• _Task objective_:
Quote all entries in full, exactly.

Dataset entries:
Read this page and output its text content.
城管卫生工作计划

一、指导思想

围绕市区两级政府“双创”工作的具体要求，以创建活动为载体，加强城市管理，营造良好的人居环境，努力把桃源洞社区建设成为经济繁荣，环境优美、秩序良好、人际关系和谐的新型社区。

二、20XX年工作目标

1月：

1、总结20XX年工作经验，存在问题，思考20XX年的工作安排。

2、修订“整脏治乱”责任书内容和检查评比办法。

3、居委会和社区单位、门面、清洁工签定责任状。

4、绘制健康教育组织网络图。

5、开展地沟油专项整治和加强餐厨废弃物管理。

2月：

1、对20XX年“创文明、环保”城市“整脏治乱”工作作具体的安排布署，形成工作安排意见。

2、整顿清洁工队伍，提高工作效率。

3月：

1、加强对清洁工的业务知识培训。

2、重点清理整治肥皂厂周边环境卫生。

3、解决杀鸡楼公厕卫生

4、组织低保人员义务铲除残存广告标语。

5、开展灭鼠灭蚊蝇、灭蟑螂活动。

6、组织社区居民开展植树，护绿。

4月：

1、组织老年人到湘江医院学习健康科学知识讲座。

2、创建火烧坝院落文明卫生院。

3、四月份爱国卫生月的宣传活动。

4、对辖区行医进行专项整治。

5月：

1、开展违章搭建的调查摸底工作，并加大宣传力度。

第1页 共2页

• _Written reply_:
Read this page and output its text content.
城管卫生工作计划

一、指导思想

围绕市区两级政府“双创”工作的具体要求，以创建活动为载体，加强城市管理，营造良好的人居环境，努力把桃源洞社区建设成为经济繁荣，环境优美、秩序良好、人际关系和谐的新型社区。

二、20XX年工作目标

1月：

1、总结20XX年工作经验，存在问题，思考20XX年的工作安排。

2、修订“整脏治乱”责任书内容和检查评比办法。

3、居委会和社区单位、门面、清洁工签定责任状。

4、绘制健康教育组织网络图。

5、开展地沟油专项整治和加强餐厨废弃物管理。

2月：

1、对20XX年“创文明、环保”城市“整脏治乱”工作作具体的安排布署，形成工作安排意见。

2、整顿清洁工队伍，提高工作效率。

3月：

1、加强对清洁工的业务知识培训。

2、重点清理整治肥皂厂周边环境卫生。

3、解决杀鸡楼公厕卫生

4、组织低保人员义务铲除残存广告标语。

5、开展灭鼠灭蚊蝇、灭蟑螂活动。

6、组织社区居民开展植树，护绿。

4月：

1、组织老年人到湘江医院学习健康科学知识讲座。

2、创建火烧坝院落文明卫生院。

3、四月份爱国卫生月的宣传活动。

4、对辖区行医进行专项整治。

5月：

1、开展违章搭建的调查摸底工作，并加大宣传力度。

第1页 共2页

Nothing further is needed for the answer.